Kamiくんに対して


「ドラムはメロディ楽器だと思ってる」
自分のプレイに目一杯の感情を注いで表現していた彼は
打楽器で喜怒哀楽を語り、それを歌心のようだとよく言っていた。

子供のような豊かな感性のまま、純粋で、たくさんの表情を見せる人。
笑ったり、怒ったり、また笑ったりして、誰の心にもスッと入り込む人懐っこさ。
機嫌の良い時悪い時、穏やかに叩いている時も悲しんでいる時も
一緒にステージで演奏していたメンバーたちにその感情はダイレクトに伝わり
MALICE MIZERの速度も色も、Kamiくんに大きく左右されてきた。

そんなムードメーカーだった存在を、私たちは失った。

1999年6月26日土曜の早朝6時前。
ゆっくり寝ていられる筈だった時間に電話の音で起こされた。
「Kamiが死んじゃったよ…!」
PCを持っている同じ学校のミゼラー友達が、ネットでそんな情報を見つけたと言う。
噂話なんて色々あったけど、デマにしたら酷かった。
なんでそんな話が出てくるの?
死亡は5日前の6月21日、くも膜下出血という聞いたことのない病名を告げられた。

寝起きのぼんやりした頭でとりあえず別のミゼラー友達に電話をかけてみた。
親子でファンをやってる家庭のお母さんが出て
「あぁ、聞いたんだね…」と静かに悲しみをこぼす。
「そんな噂あるんだ、嫌な話だねぇ」って流されると予想してたのに、本当だと思ってるの?
真夜中に知って泣き疲れた娘がようやく眠ったところだったそうで
急に現実味を帯びた事態に「え?え?え?」としか言えなくなっていた。

Gacktが脱退した時もそうだった。
自分の頭では全く想定していなかった展開を突然叩きつけられる。
一瞬にして世界が終わりを告げる。
それが現実だった。

困惑するばかりの私は涙が出なかった。
本当っぽいと察しながらもまだ全然信じることが出来ずにいた。
落ち着かなくてたくさん電話をかけたけれど
その日は1日中、色んな人の泣き声や沈黙を受話器越しに聞いていた。
この時の私には何を失ったのか理解出来なかったけど、皆の心が壊れていくのを感じた。

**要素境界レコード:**
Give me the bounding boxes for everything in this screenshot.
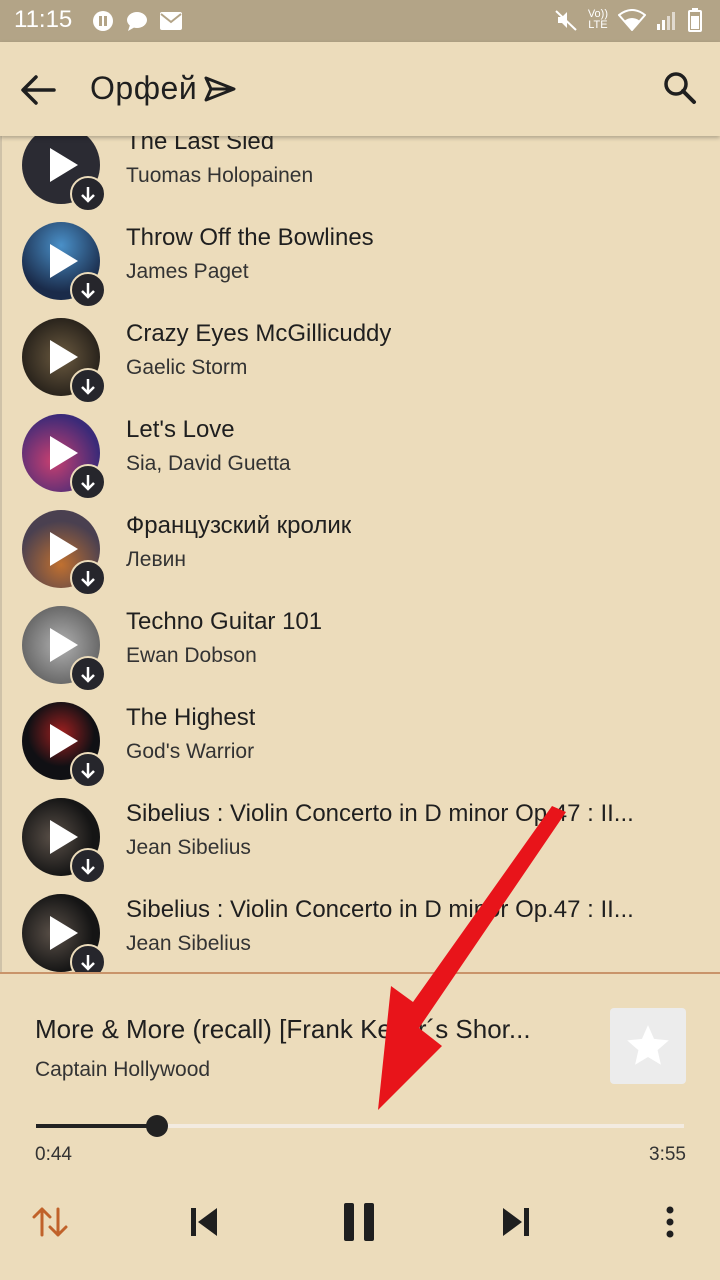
list-item[interactable]: Let's Love Sia, David Guetta bbox=[2, 414, 720, 510]
page-title: Орфей bbox=[90, 70, 198, 106]
more-options-button[interactable] bbox=[652, 1200, 688, 1244]
wifi-icon bbox=[618, 9, 646, 31]
list-item[interactable]: Techno Guitar 101 Ewan Dobson bbox=[2, 606, 720, 702]
seek-thumb[interactable] bbox=[146, 1115, 169, 1137]
list-item[interactable]: Sibelius : Violin Concerto in D minor Op… bbox=[2, 798, 720, 894]
list-item[interactable]: Французский кролик Левин bbox=[2, 510, 720, 606]
download-icon[interactable] bbox=[70, 560, 106, 596]
download-icon[interactable] bbox=[70, 944, 106, 972]
track-artist: Sia, David Guetta bbox=[126, 452, 291, 475]
play-icon[interactable] bbox=[50, 148, 78, 182]
play-icon[interactable] bbox=[50, 436, 78, 470]
status-time: 11:15 bbox=[14, 6, 73, 33]
track-title: Techno Guitar 101 bbox=[126, 608, 323, 635]
volte-indicator: Vo)) LTE bbox=[587, 8, 608, 31]
play-icon[interactable] bbox=[50, 340, 78, 374]
shuffle-order-icon bbox=[32, 1207, 68, 1237]
track-title: Sibelius : Violin Concerto in D minor Op… bbox=[126, 800, 634, 827]
list-item[interactable]: Sibelius : Violin Concerto in D minor Op… bbox=[2, 894, 720, 972]
track-title: Let's Love bbox=[126, 416, 235, 443]
total-duration: 3:55 bbox=[649, 1144, 686, 1165]
search-icon[interactable] bbox=[662, 70, 698, 106]
next-button[interactable] bbox=[494, 1200, 538, 1244]
track-artist: God's Warrior bbox=[126, 740, 255, 763]
favorite-button[interactable] bbox=[610, 1008, 686, 1084]
chat-notification-icon bbox=[127, 12, 147, 31]
elapsed-time: 0:44 bbox=[35, 1144, 72, 1165]
track-title: Sibelius : Violin Concerto in D minor Op… bbox=[126, 896, 634, 923]
arrow-left-icon[interactable] bbox=[18, 72, 58, 108]
mail-notification-icon bbox=[160, 12, 182, 30]
play-icon[interactable] bbox=[50, 244, 78, 278]
track-artist: James Paget bbox=[126, 260, 249, 283]
track-artist: Ewan Dobson bbox=[126, 644, 257, 667]
battery-icon bbox=[688, 8, 702, 32]
download-icon[interactable] bbox=[70, 848, 106, 884]
track-artist: Jean Sibelius bbox=[126, 932, 251, 955]
track-artist: Gaelic Storm bbox=[126, 356, 248, 379]
track-title: Throw Off the Bowlines bbox=[126, 224, 374, 251]
download-icon[interactable] bbox=[70, 656, 106, 692]
download-icon[interactable] bbox=[70, 464, 106, 500]
more-vert-icon bbox=[666, 1206, 674, 1238]
track-artist: Левин bbox=[126, 548, 186, 571]
download-icon[interactable] bbox=[70, 752, 106, 788]
star-icon bbox=[627, 1025, 669, 1065]
list-item[interactable]: The Last Sled Tuomas Holopainen bbox=[2, 136, 720, 222]
play-icon[interactable] bbox=[50, 628, 78, 662]
track-artist: Tuomas Holopainen bbox=[126, 164, 314, 187]
list-item[interactable]: The Highest God's Warrior bbox=[2, 702, 720, 798]
track-artist: Jean Sibelius bbox=[126, 836, 251, 859]
download-icon[interactable] bbox=[70, 176, 106, 212]
notification-icons bbox=[92, 10, 182, 32]
seek-bar[interactable] bbox=[36, 1115, 684, 1137]
track-title: Французский кролик bbox=[126, 512, 352, 539]
play-icon[interactable] bbox=[50, 820, 78, 854]
play-icon[interactable] bbox=[50, 724, 78, 758]
status-bar: 11:15 Vo)) LTE bbox=[0, 0, 720, 42]
now-playing-artist: Captain Hollywood bbox=[35, 1058, 211, 1081]
seek-progress bbox=[36, 1124, 158, 1128]
list-item[interactable]: Crazy Eyes McGillicuddy Gaelic Storm bbox=[2, 318, 720, 414]
download-icon[interactable] bbox=[70, 368, 106, 404]
send-icon bbox=[204, 76, 236, 102]
track-title: The Last Sled bbox=[126, 136, 275, 155]
play-icon[interactable] bbox=[50, 916, 78, 950]
pause-notification-icon bbox=[93, 11, 113, 31]
list-item[interactable]: Throw Off the Bowlines James Paget bbox=[2, 222, 720, 318]
track-list[interactable]: The Last Sled Tuomas Holopainen Throw Of… bbox=[0, 136, 720, 972]
next-icon bbox=[503, 1208, 529, 1236]
now-playing-panel: More & More (recall) [Frank Keller´s Sho… bbox=[0, 974, 720, 1280]
pause-icon bbox=[344, 1203, 374, 1241]
pause-button[interactable] bbox=[336, 1200, 382, 1244]
system-icons: Vo)) LTE bbox=[554, 8, 702, 32]
previous-icon bbox=[191, 1208, 217, 1236]
queue-order-button[interactable] bbox=[28, 1200, 72, 1244]
app-bar: Орфей bbox=[0, 42, 720, 136]
previous-button[interactable] bbox=[182, 1200, 226, 1244]
now-playing-title: More & More (recall) [Frank Keller´s Sho… bbox=[35, 1014, 531, 1044]
track-title: Crazy Eyes McGillicuddy bbox=[126, 320, 392, 347]
download-icon[interactable] bbox=[70, 272, 106, 308]
mute-icon bbox=[555, 10, 577, 31]
track-title: The Highest bbox=[126, 704, 256, 731]
play-icon[interactable] bbox=[50, 532, 78, 566]
signal-icon bbox=[657, 12, 675, 30]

**課題 1:** Kamiについての文章によると、Kamiはドラムをどのような楽器だと考えていましたか。
**課題 2:** Kamiについての文章を二文で要約してください。
**課題 3:** Kamiについての文章のうち、「そんなムードメーカーだった存在を、私たちは失った。」から始まり「噂話なんて色々あったけど、デマにしたら酷かった。」で終わる部分を、「ミゼラー友達」を「ファン仲間」に置き換えて書き直してください。
レコードは本件には一切関係しません。

**解答 1:** メロディ楽器だと考えていました。

**解答 2:** ドラムをメロディ楽器と考え、感情豊かな演奏と人懐っこさでMALICE MIZERの速度も色も左右してきたKamiは、ムードメーカーのような存在でした。1999年6月26日の早朝、筆者は友人からの電話でKamiの死を知り、信じられないまま、その日一日、多くの人の泣き声や沈黙を受話器越しに聞いていました。

**解答 3:**
そんなムードメーカーだった存在を、私たちは失った。

1999年6月26日土曜の早朝6時前。
ゆっくり寝ていられる筈だった時間に電話の音で起こされた。
「Kamiが死んじゃったよ…!」
PCを持っている同じ学校のファン仲間が、ネットでそんな情報を見つけたと言う。
噂話なんて色々あったけど、デマにしたら酷かった。